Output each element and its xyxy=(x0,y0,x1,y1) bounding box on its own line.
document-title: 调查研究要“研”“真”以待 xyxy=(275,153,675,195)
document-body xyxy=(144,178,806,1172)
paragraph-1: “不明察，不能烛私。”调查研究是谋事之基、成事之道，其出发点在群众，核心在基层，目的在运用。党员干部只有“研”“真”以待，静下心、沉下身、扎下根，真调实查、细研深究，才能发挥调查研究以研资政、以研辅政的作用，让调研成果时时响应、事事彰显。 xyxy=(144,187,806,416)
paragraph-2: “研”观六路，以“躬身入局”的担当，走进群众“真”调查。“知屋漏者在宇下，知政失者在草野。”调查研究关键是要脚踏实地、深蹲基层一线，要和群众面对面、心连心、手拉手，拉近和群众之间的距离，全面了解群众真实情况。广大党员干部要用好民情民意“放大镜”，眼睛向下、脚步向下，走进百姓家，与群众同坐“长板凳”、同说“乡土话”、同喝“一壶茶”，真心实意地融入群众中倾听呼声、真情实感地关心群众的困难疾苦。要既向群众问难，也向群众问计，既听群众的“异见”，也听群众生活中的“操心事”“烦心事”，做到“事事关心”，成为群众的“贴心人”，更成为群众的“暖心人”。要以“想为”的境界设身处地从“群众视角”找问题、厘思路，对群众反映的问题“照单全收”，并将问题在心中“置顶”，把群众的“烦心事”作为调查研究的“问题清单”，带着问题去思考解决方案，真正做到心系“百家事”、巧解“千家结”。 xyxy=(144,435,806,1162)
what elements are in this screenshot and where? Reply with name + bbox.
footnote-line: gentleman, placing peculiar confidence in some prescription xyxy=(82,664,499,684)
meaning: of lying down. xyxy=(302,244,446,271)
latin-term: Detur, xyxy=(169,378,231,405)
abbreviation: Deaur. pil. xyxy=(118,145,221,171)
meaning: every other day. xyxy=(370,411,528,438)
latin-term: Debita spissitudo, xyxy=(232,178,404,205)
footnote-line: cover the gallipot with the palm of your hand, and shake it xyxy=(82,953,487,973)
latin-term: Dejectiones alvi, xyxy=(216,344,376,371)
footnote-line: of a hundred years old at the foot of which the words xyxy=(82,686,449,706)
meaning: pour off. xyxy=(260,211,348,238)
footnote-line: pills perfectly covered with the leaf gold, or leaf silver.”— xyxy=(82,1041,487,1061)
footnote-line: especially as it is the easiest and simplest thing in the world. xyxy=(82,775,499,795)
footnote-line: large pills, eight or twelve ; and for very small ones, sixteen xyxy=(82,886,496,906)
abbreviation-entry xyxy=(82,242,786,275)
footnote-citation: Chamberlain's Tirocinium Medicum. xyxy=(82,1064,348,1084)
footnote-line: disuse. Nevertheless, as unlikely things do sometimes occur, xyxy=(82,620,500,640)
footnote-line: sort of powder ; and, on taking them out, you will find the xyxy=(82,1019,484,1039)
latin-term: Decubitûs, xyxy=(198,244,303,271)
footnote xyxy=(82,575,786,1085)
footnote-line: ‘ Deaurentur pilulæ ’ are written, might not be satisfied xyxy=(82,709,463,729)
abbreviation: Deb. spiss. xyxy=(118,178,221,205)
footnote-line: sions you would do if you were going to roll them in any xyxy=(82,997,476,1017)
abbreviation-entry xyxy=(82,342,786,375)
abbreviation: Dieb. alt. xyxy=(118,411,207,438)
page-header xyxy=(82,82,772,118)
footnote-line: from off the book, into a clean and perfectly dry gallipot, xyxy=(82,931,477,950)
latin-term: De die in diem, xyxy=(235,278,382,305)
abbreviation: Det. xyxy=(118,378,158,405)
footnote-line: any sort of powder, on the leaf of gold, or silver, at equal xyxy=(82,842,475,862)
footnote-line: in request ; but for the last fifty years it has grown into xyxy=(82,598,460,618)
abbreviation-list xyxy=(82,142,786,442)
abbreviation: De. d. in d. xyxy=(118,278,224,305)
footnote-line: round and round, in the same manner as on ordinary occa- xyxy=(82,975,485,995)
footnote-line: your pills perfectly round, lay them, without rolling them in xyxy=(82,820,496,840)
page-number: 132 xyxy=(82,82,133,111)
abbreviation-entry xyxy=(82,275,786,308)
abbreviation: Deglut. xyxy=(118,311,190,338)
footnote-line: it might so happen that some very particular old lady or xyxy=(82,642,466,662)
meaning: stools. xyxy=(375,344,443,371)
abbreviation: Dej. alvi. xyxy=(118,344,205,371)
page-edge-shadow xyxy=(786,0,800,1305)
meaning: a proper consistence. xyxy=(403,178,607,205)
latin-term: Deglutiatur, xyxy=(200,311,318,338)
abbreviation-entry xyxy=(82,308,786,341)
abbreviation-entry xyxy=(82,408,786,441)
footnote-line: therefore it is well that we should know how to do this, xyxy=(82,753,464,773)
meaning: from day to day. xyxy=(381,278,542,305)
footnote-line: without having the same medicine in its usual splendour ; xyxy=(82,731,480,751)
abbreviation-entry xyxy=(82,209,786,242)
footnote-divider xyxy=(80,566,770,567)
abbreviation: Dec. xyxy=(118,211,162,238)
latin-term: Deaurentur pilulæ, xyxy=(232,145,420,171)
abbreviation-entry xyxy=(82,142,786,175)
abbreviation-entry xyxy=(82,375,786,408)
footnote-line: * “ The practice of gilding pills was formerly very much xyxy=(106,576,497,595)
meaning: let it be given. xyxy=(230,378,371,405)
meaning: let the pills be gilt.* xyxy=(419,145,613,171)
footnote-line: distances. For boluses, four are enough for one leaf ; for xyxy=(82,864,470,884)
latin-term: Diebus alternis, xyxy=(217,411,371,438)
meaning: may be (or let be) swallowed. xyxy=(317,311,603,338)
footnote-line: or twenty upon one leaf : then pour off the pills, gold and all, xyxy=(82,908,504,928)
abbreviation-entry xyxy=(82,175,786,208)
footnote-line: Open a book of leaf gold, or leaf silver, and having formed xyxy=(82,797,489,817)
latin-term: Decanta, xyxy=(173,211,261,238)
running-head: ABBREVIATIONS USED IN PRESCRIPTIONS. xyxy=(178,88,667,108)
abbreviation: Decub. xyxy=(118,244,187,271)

To be done:
Update the entries above, changing each "footnote-line" to "footnote-row" and leaving everything else as it is.

Worked answer:
Output each element and its xyxy=(x0,y0,x1,y1) bounding box on its own line.
document-title: 调查研究要“研”“真”以待 xyxy=(275,153,675,195)
document-body xyxy=(144,178,806,1172)
paragraph-1: “不明察，不能烛私。”调查研究是谋事之基、成事之道，其出发点在群众，核心在基层，目的在运用。党员干部只有“研”“真”以待，静下心、沉下身、扎下根，真调实查、细研深究，才能发挥调查研究以研资政、以研辅政的作用，让调研成果时时响应、事事彰显。 xyxy=(144,187,806,416)
paragraph-2: “研”观六路，以“躬身入局”的担当，走进群众“真”调查。“知屋漏者在宇下，知政失者在草野。”调查研究关键是要脚踏实地、深蹲基层一线，要和群众面对面、心连心、手拉手，拉近和群众之间的距离，全面了解群众真实情况。广大党员干部要用好民情民意“放大镜”，眼睛向下、脚步向下，走进百姓家，与群众同坐“长板凳”、同说“乡土话”、同喝“一壶茶”，真心实意地融入群众中倾听呼声、真情实感地关心群众的困难疾苦。要既向群众问难，也向群众问计，既听群众的“异见”，也听群众生活中的“操心事”“烦心事”，做到“事事关心”，成为群众的“贴心人”，更成为群众的“暖心人”。要以“想为”的境界设身处地从“群众视角”找问题、厘思路，对群众反映的问题“照单全收”，并将问题在心中“置顶”，把群众的“烦心事”作为调查研究的“问题清单”，带着问题去思考解决方案，真正做到心系“百家事”、巧解“千家结”。 xyxy=(144,435,806,1162)
what elements are in this screenshot and where? Reply with name + bbox.
footnote-row: gentleman, placing peculiar confidence in some prescription xyxy=(82,664,499,684)
meaning: of lying down. xyxy=(302,244,446,271)
latin-term: Detur, xyxy=(169,378,231,405)
abbreviation: Deaur. pil. xyxy=(118,145,221,171)
meaning: every other day. xyxy=(370,411,528,438)
latin-term: Debita spissitudo, xyxy=(232,178,404,205)
footnote-row: cover the gallipot with the palm of your hand, and shake it xyxy=(82,953,487,973)
latin-term: Dejectiones alvi, xyxy=(216,344,376,371)
footnote-row: of a hundred years old at the foot of which the words xyxy=(82,686,449,706)
meaning: pour off. xyxy=(260,211,348,238)
footnote-row: pills perfectly covered with the leaf gold, or leaf silver.”— xyxy=(82,1041,487,1061)
footnote-row: especially as it is the easiest and simplest thing in the world. xyxy=(82,775,499,795)
footnote-row: large pills, eight or twelve ; and for very small ones, sixteen xyxy=(82,886,496,906)
abbreviation-entry xyxy=(82,242,786,275)
footnote-citation: Chamberlain's Tirocinium Medicum. xyxy=(82,1064,348,1084)
footnote-row: disuse. Nevertheless, as unlikely things do sometimes occur, xyxy=(82,620,500,640)
footnote-row: sort of powder ; and, on taking them out, you will find the xyxy=(82,1019,484,1039)
latin-term: Decubitûs, xyxy=(198,244,303,271)
footnote xyxy=(82,575,786,1085)
footnote-row: ‘ Deaurentur pilulæ ’ are written, might not be satisfied xyxy=(82,709,463,729)
abbreviation: Deb. spiss. xyxy=(118,178,221,205)
footnote-row: sions you would do if you were going to roll them in any xyxy=(82,997,476,1017)
abbreviation-entry xyxy=(82,342,786,375)
abbreviation: Dieb. alt. xyxy=(118,411,207,438)
page-header xyxy=(82,82,772,118)
footnote-row: from off the book, into a clean and perfectly dry gallipot, xyxy=(82,931,477,950)
latin-term: De die in diem, xyxy=(235,278,382,305)
abbreviation: Det. xyxy=(118,378,158,405)
footnote-row: any sort of powder, on the leaf of gold, or silver, at equal xyxy=(82,842,475,862)
footnote-row: in request ; but for the last fifty years it has grown into xyxy=(82,598,460,618)
abbreviation-list xyxy=(82,142,786,442)
abbreviation: De. d. in d. xyxy=(118,278,224,305)
footnote-row: round and round, in the same manner as on ordinary occa- xyxy=(82,975,485,995)
footnote-row: your pills perfectly round, lay them, without rolling them in xyxy=(82,820,496,840)
page-number: 132 xyxy=(82,82,133,111)
abbreviation-entry xyxy=(82,275,786,308)
abbreviation: Deglut. xyxy=(118,311,190,338)
footnote-row: it might so happen that some very particular old lady or xyxy=(82,642,466,662)
meaning: stools. xyxy=(375,344,443,371)
abbreviation: Dej. alvi. xyxy=(118,344,205,371)
page-edge-shadow xyxy=(786,0,800,1305)
meaning: a proper consistence. xyxy=(403,178,607,205)
latin-term: Deglutiatur, xyxy=(200,311,318,338)
abbreviation-entry xyxy=(82,308,786,341)
abbreviation-entry xyxy=(82,408,786,441)
footnote-row: therefore it is well that we should know how to do this, xyxy=(82,753,464,773)
meaning: from day to day. xyxy=(381,278,542,305)
footnote-row: without having the same medicine in its usual splendour ; xyxy=(82,731,480,751)
abbreviation-entry xyxy=(82,209,786,242)
footnote-divider xyxy=(80,566,770,567)
abbreviation: Dec. xyxy=(118,211,162,238)
latin-term: Deaurentur pilulæ, xyxy=(232,145,420,171)
abbreviation-entry xyxy=(82,142,786,175)
abbreviation-entry xyxy=(82,375,786,408)
footnote-row: * “ The practice of gilding pills was formerly very much xyxy=(106,576,497,595)
meaning: let it be given. xyxy=(230,378,371,405)
meaning: let the pills be gilt.* xyxy=(419,145,613,171)
footnote-row: distances. For boluses, four are enough for one leaf ; for xyxy=(82,864,470,884)
latin-term: Diebus alternis, xyxy=(217,411,371,438)
meaning: may be (or let be) swallowed. xyxy=(317,311,603,338)
footnote-row: or twenty upon one leaf : then pour off the pills, gold and all, xyxy=(82,908,504,928)
abbreviation-entry xyxy=(82,175,786,208)
footnote-row: Open a book of leaf gold, or leaf silver, and having formed xyxy=(82,797,489,817)
latin-term: Decanta, xyxy=(173,211,261,238)
running-head: ABBREVIATIONS USED IN PRESCRIPTIONS. xyxy=(178,88,667,108)
abbreviation: Decub. xyxy=(118,244,187,271)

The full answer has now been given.